Work to do: Locate the word "from" in the entries below, then gather every line that holds it.

Supplied material:

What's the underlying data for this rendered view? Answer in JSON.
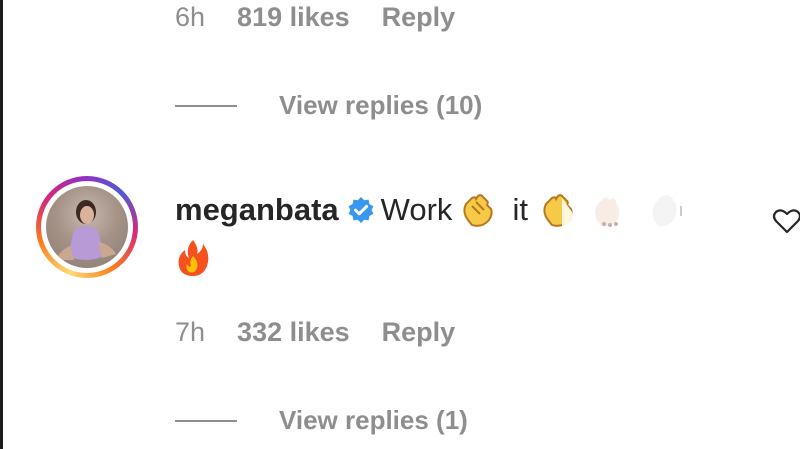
{
  "comment_above": {
    "time": "6h",
    "likes": "819 likes",
    "reply": "Reply",
    "view_replies": "View replies (10)"
  },
  "comment": {
    "username": "meganbata",
    "text_1": "Work",
    "text_2": "it",
    "emojis": [
      "clapping-hands",
      "clapping-hands",
      "clapping-hands-light",
      "clapping-hands-light",
      "fire"
    ],
    "time": "7h",
    "likes": "332 likes",
    "reply": "Reply",
    "view_replies": "View replies (1)"
  },
  "colors": {
    "secondary_text": "#8e8e8e",
    "primary_text": "#262626",
    "verified_blue": "#3897f0"
  }
}
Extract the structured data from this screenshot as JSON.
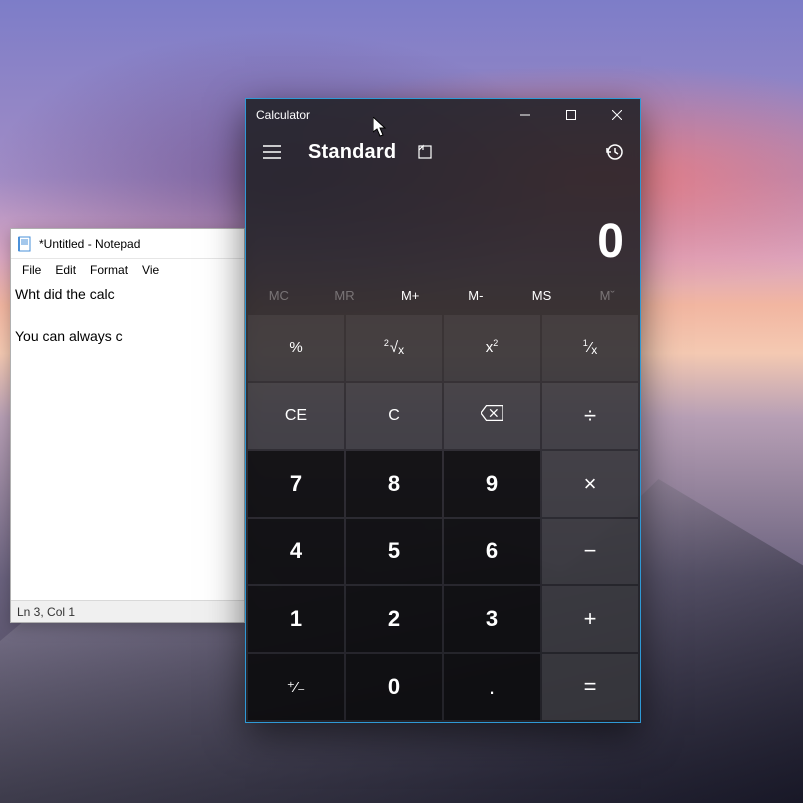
{
  "notepad": {
    "title": "*Untitled - Notepad",
    "menu": {
      "file": "File",
      "edit": "Edit",
      "format": "Format",
      "view": "Vie"
    },
    "body_line1": "Wht did the calc",
    "body_line2": "",
    "body_line3": "You can always c",
    "statusbar": "Ln 3, Col 1"
  },
  "calculator": {
    "title": "Calculator",
    "mode": "Standard",
    "display": "0",
    "memory": {
      "mc": "MC",
      "mr": "MR",
      "mplus": "M+",
      "mminus": "M-",
      "ms": "MS",
      "mlist": "Mˇ"
    },
    "keys": {
      "percent": "%",
      "root_pre": "2",
      "root_sym": "√",
      "root_var": "x",
      "square_base": "x",
      "square_exp": "2",
      "recip_num": "1",
      "recip_slash": "⁄",
      "recip_den": "x",
      "ce": "CE",
      "c": "C",
      "divide": "÷",
      "multiply": "×",
      "minus": "−",
      "plus": "+",
      "equals": "=",
      "d7": "7",
      "d8": "8",
      "d9": "9",
      "d4": "4",
      "d5": "5",
      "d6": "6",
      "d1": "1",
      "d2": "2",
      "d3": "3",
      "d0": "0",
      "sign": "⁺⁄₋",
      "dot": "."
    }
  }
}
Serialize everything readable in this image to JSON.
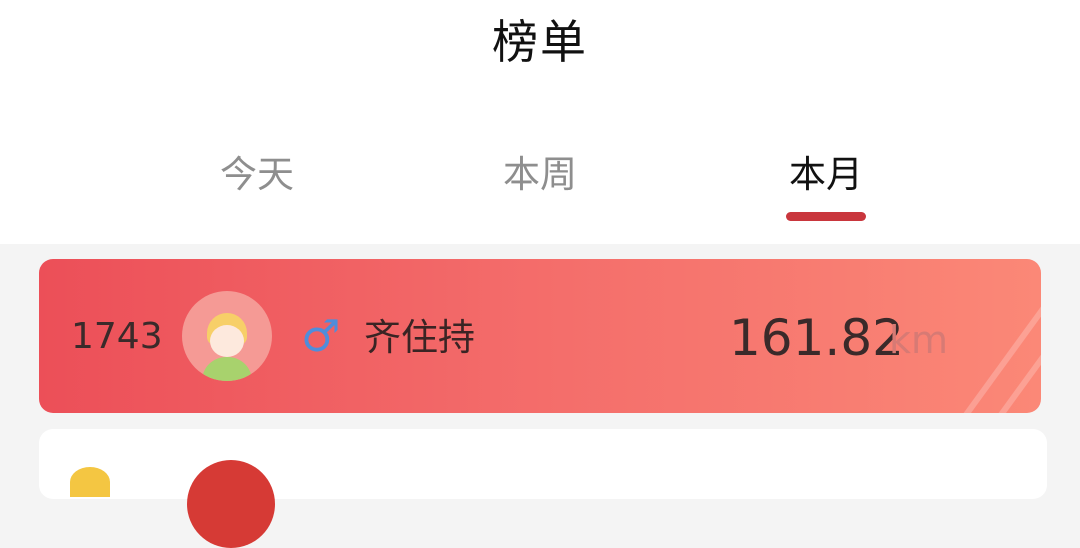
{
  "header": {
    "title": "榜单"
  },
  "tabs": [
    {
      "label": "今天",
      "active": false
    },
    {
      "label": "本周",
      "active": false
    },
    {
      "label": "本月",
      "active": true
    }
  ],
  "leaderboard": {
    "current_user": {
      "rank": "1743",
      "gender": "male",
      "name": "齐住持",
      "distance": "161.82",
      "unit": "km"
    }
  },
  "colors": {
    "accent": "#c9363d",
    "card_gradient_start": "#ec4f58",
    "card_gradient_end": "#fb8877",
    "male_icon": "#4f8ddb"
  }
}
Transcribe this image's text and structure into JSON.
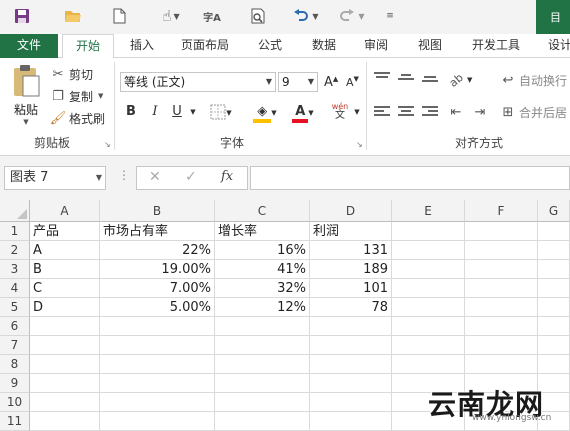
{
  "qat": {
    "save_icon": "save-icon",
    "open_icon": "folder-open-icon",
    "new_icon": "new-document-icon",
    "touch_icon": "touch-mode-icon",
    "spelling_icon": "spelling-icon",
    "preview_icon": "print-preview-icon",
    "undo_icon": "undo-icon",
    "redo_icon": "redo-icon",
    "customize_icon": "customize-qat-icon"
  },
  "tabs": [
    {
      "label": "文件"
    },
    {
      "label": "开始"
    },
    {
      "label": "插入"
    },
    {
      "label": "页面布局"
    },
    {
      "label": "公式"
    },
    {
      "label": "数据"
    },
    {
      "label": "审阅"
    },
    {
      "label": "视图"
    },
    {
      "label": "开发工具"
    },
    {
      "label": "设计"
    }
  ],
  "ribbon": {
    "clipboard": {
      "paste": "粘贴",
      "cut": "剪切",
      "copy": "复制",
      "format_painter": "格式刷",
      "group": "剪贴板"
    },
    "font": {
      "name": "等线 (正文)",
      "size": "9",
      "bold": "B",
      "italic": "I",
      "underline": "U",
      "grow": "A",
      "shrink": "A",
      "phonetic": "wén",
      "phonetic_sub": "文",
      "group": "字体"
    },
    "alignment": {
      "wrap": "自动换行",
      "merge": "合并后居",
      "group": "对齐方式"
    }
  },
  "formula_bar": {
    "name_box": "图表 7",
    "fx": "fx",
    "value": ""
  },
  "sheet": {
    "columns": [
      "A",
      "B",
      "C",
      "D",
      "E",
      "F",
      "G"
    ],
    "rows": [
      "1",
      "2",
      "3",
      "4",
      "5",
      "6",
      "7",
      "8",
      "9",
      "10",
      "11"
    ],
    "cells": [
      [
        "产品",
        "市场占有率",
        "增长率",
        "利润"
      ],
      [
        "A",
        "22%",
        "16%",
        "131"
      ],
      [
        "B",
        "19.00%",
        "41%",
        "189"
      ],
      [
        "C",
        "7.00%",
        "32%",
        "101"
      ],
      [
        "D",
        "5.00%",
        "12%",
        "78"
      ]
    ]
  },
  "watermark": {
    "text": "云南龙网",
    "sub": "www.ynlongsw.cn"
  },
  "colors": {
    "excel_green": "#217346",
    "font_color": "#e81123",
    "fill_color": "#ffc000"
  }
}
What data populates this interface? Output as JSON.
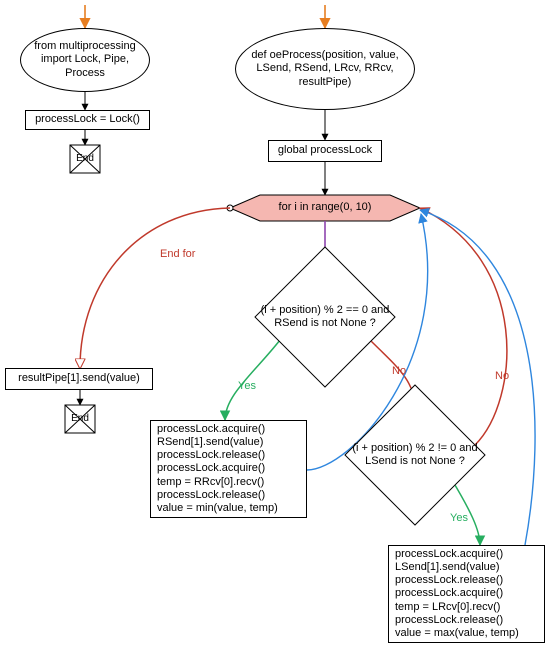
{
  "left_flow": {
    "start": "from multiprocessing import Lock, Pipe, Process",
    "init": "processLock = Lock()",
    "end": "End"
  },
  "right_flow": {
    "func_def": "def oeProcess(position, value, LSend, RSend, LRcv, RRcv, resultPipe)",
    "global": "global processLock",
    "loop": "for i in range(0, 10)",
    "end_for_label": "End for",
    "result_send": "resultPipe[1].send(value)",
    "end": "End",
    "cond1": "(i + position) % 2 == 0 and RSend is not None ?",
    "cond2": "(i + position) % 2 != 0 and LSend is not None ?",
    "block_right": "processLock.acquire()\nRSend[1].send(value)\nprocessLock.release()\nprocessLock.acquire()\ntemp = RRcv[0].recv()\nprocessLock.release()\nvalue = min(value, temp)",
    "block_left": "processLock.acquire()\nLSend[1].send(value)\nprocessLock.release()\nprocessLock.acquire()\ntemp = LRcv[0].recv()\nprocessLock.release()\nvalue = max(value, temp)"
  },
  "labels": {
    "yes": "Yes",
    "no": "No"
  },
  "colors": {
    "hex_fill": "#f5b7b1",
    "arrow_black": "#000000",
    "arrow_red": "#c0392b",
    "arrow_green": "#27ae60",
    "arrow_purple": "#8e44ad",
    "arrow_orange": "#e67e22",
    "arrow_blue": "#2e86de"
  }
}
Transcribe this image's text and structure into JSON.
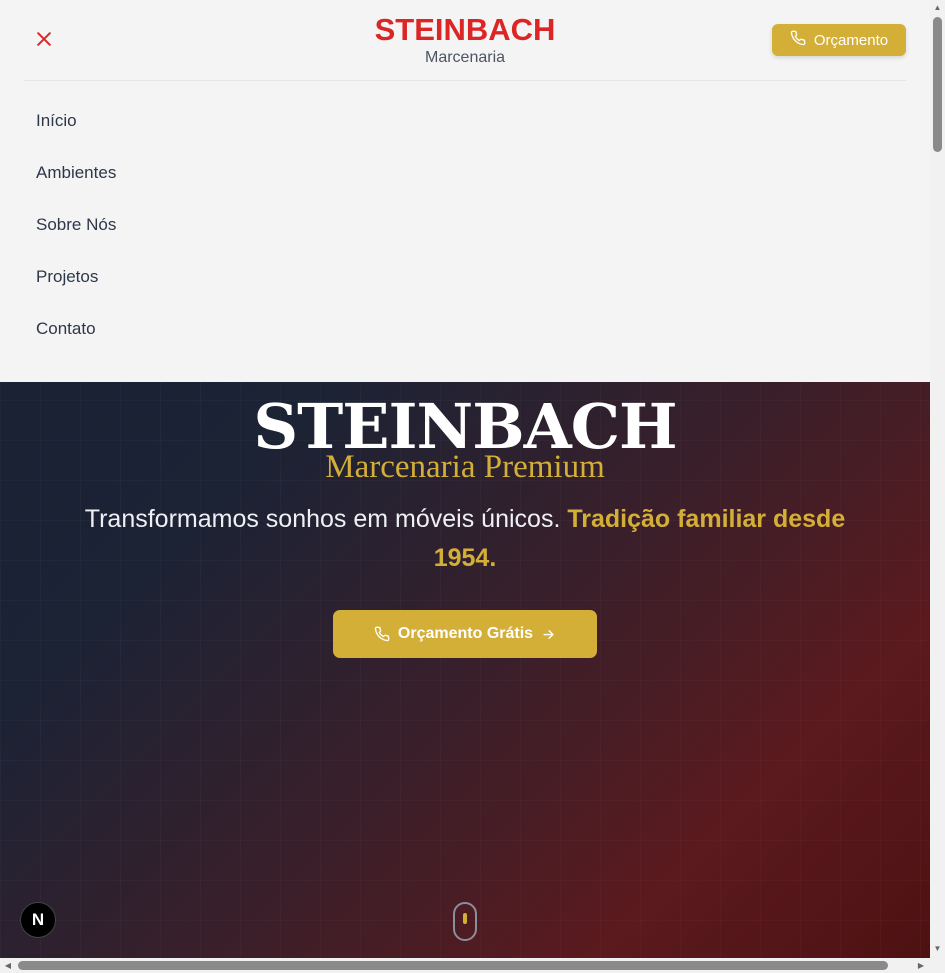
{
  "header": {
    "brand": "STEINBACH",
    "brand_sub": "Marcenaria",
    "quote_button": "Orçamento",
    "icons": {
      "close": "close-icon",
      "phone": "phone-icon"
    },
    "colors": {
      "brand_red": "#dc2626",
      "gold": "#d4af37"
    }
  },
  "nav": {
    "items": [
      {
        "label": "Início"
      },
      {
        "label": "Ambientes"
      },
      {
        "label": "Sobre Nós"
      },
      {
        "label": "Projetos"
      },
      {
        "label": "Contato"
      }
    ]
  },
  "hero": {
    "title": "STEINBACH",
    "subtitle": "Marcenaria Premium",
    "tagline_plain": "Transformamos sonhos em móveis únicos.",
    "tagline_highlight": "Tradição familiar desde 1954.",
    "cta_label": "Orçamento Grátis",
    "icons": {
      "phone": "phone-icon",
      "arrow": "arrow-right-icon",
      "scroll": "scroll-mouse-icon"
    }
  },
  "badge": {
    "letter": "N"
  }
}
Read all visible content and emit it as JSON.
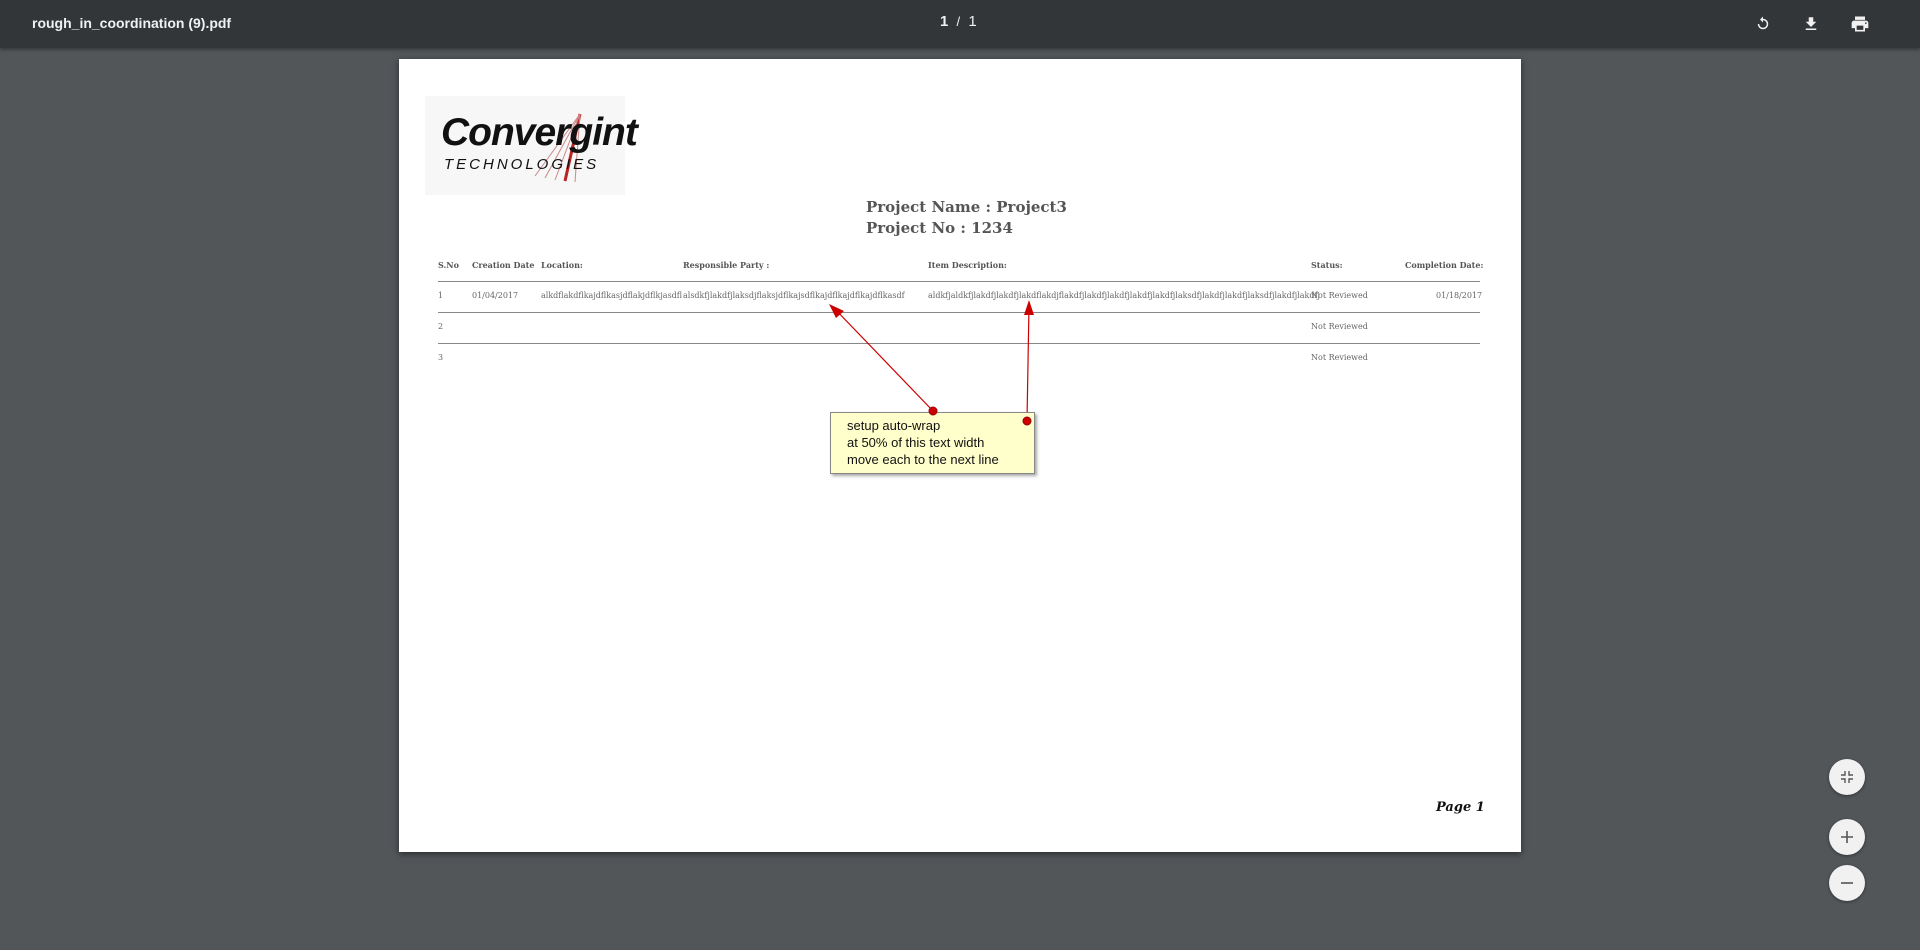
{
  "toolbar": {
    "file_name": "rough_in_coordination (9).pdf",
    "current_page": "1",
    "separator": "/",
    "total_pages": "1",
    "icons": [
      "rotate-icon",
      "download-icon",
      "print-icon"
    ]
  },
  "document": {
    "logo": {
      "name": "Convergint",
      "sub": "TECHNOLOGIES"
    },
    "project_name": "Project Name : Project3",
    "project_no": "Project No : 1234",
    "table": {
      "headers": [
        "S.No",
        "Creation Date",
        "Location:",
        "Responsible Party :",
        "Item Description:",
        "Status:",
        "Completion Date:"
      ],
      "rows": [
        [
          "1",
          "01/04/2017",
          "alkdflakdflkajdflkasjdflakjdflkjasdfl",
          "alsdkfjlakdfjlaksdjflaksjdflkajsdflkajdflkajdflkajdflkasdf",
          "aldkfjaldkfjlakdfjlakdfjlakdflakdjflakdfjlakdfjlakdfjlakdfjlakdfjlaksdfjlakdfjlakdfjlaksdfjlakdfjlakdfj",
          "Not Reviewed",
          "01/18/2017"
        ],
        [
          "2",
          "",
          "",
          "",
          "",
          "Not Reviewed",
          ""
        ],
        [
          "3",
          "",
          "",
          "",
          "",
          "Not Reviewed",
          ""
        ]
      ]
    },
    "footer": "Page 1",
    "annotation": {
      "lines": [
        "setup auto-wrap",
        "at 50% of this text width",
        "move each to the next line"
      ],
      "color": "#cc0000"
    }
  },
  "zoom_controls": [
    "fit-page-icon",
    "zoom-in-icon",
    "zoom-out-icon"
  ]
}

Written response:
Extract the structured data from this screenshot as JSON.
    "start": "from multiprocessing import Lock, Pipe, Process",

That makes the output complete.